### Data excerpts
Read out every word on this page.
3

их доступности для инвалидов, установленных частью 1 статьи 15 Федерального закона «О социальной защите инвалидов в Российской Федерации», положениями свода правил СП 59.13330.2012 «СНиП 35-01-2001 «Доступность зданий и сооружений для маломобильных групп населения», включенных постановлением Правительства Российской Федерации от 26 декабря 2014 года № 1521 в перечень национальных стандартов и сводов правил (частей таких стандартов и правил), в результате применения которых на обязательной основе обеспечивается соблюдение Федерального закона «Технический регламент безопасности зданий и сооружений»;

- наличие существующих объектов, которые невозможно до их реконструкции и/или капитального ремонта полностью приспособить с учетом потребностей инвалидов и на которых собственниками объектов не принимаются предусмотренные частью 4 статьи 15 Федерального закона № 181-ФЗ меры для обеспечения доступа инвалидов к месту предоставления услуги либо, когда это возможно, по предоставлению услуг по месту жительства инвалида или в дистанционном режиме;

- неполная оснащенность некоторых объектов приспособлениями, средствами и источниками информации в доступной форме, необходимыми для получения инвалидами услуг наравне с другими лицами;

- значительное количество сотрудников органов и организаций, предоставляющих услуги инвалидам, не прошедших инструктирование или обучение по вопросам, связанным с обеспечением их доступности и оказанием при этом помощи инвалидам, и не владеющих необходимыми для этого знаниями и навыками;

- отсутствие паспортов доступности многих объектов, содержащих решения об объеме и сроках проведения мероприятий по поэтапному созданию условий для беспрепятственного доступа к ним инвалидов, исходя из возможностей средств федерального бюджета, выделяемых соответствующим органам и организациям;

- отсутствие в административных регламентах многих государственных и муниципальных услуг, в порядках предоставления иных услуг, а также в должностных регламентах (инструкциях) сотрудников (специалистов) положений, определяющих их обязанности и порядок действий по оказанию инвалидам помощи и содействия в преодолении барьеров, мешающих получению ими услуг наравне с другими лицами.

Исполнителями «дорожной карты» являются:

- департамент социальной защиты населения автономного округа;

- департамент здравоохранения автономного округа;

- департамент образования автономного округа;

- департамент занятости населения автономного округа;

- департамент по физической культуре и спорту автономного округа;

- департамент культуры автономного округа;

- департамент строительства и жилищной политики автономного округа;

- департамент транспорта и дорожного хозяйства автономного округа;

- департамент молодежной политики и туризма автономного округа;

### Given problem
Which lines hold the string "услуги"? List them all.

### Answer to the exercise
- наличие существующих объектов, которые невозможно до их реконструкции и/или капитального ремонта полностью приспособить с учетом потребностей инвалидов и на которых собственниками объектов не принимаются предусмотренные частью 4 статьи 15 Федерального закона № 181-ФЗ меры для обеспечения доступа инвалидов к месту предоставления услуги либо, когда это возможно, по предоставлению услуг по месту жительства инвалида или в дистанционном режиме;
- значительное количество сотрудников органов и организаций, предоставляющих услуги инвалидам, не прошедших инструктирование или обучение по вопросам, связанным с обеспечением их доступности и оказанием при этом помощи инвалидам, и не владеющих необходимыми для этого знаниями и навыками;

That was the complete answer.